(Figure contents as structured data)
'''

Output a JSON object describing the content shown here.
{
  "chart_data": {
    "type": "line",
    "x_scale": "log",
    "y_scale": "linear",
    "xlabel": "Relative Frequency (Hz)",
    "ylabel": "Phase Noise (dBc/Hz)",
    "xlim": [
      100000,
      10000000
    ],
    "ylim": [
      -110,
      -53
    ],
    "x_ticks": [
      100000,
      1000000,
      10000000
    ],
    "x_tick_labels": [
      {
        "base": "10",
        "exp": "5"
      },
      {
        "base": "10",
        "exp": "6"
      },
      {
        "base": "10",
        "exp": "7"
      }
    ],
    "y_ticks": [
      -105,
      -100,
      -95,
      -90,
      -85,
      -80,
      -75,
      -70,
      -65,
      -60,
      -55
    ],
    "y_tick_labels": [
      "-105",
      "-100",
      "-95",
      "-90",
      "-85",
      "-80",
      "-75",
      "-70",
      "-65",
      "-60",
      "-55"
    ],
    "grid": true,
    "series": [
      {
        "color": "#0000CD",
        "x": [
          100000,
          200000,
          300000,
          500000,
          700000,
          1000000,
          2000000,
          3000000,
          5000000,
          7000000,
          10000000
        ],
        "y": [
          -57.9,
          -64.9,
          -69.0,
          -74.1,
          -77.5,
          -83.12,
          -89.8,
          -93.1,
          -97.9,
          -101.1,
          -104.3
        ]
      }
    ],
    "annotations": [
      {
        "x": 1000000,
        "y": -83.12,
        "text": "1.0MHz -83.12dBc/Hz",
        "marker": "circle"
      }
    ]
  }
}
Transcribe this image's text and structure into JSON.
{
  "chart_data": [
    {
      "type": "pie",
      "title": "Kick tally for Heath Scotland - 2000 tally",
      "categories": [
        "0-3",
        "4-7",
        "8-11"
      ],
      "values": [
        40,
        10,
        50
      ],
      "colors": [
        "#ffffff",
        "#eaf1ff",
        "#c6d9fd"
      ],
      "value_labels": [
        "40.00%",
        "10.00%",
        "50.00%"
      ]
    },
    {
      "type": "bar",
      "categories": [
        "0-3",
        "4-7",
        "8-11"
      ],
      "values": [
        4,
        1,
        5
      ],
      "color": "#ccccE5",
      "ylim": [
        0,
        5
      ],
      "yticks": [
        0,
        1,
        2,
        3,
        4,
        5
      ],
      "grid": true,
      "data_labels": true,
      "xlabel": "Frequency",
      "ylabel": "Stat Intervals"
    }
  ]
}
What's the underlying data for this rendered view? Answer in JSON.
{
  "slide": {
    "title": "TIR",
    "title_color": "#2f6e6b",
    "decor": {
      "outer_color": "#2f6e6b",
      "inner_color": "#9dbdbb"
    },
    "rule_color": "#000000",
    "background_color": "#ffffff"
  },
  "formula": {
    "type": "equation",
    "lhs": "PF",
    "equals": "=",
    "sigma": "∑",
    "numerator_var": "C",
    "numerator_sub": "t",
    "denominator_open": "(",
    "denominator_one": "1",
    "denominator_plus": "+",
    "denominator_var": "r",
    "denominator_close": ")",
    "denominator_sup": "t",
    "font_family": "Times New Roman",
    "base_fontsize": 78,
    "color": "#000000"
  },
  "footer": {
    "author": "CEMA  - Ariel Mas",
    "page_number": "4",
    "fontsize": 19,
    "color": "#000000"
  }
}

'''

## Problem to work on
Read the data above and pull out each line that holds the string "type".

## The response
    "type": "line",
      "type": "pie",
      "type": "bar",
    "type": "equation",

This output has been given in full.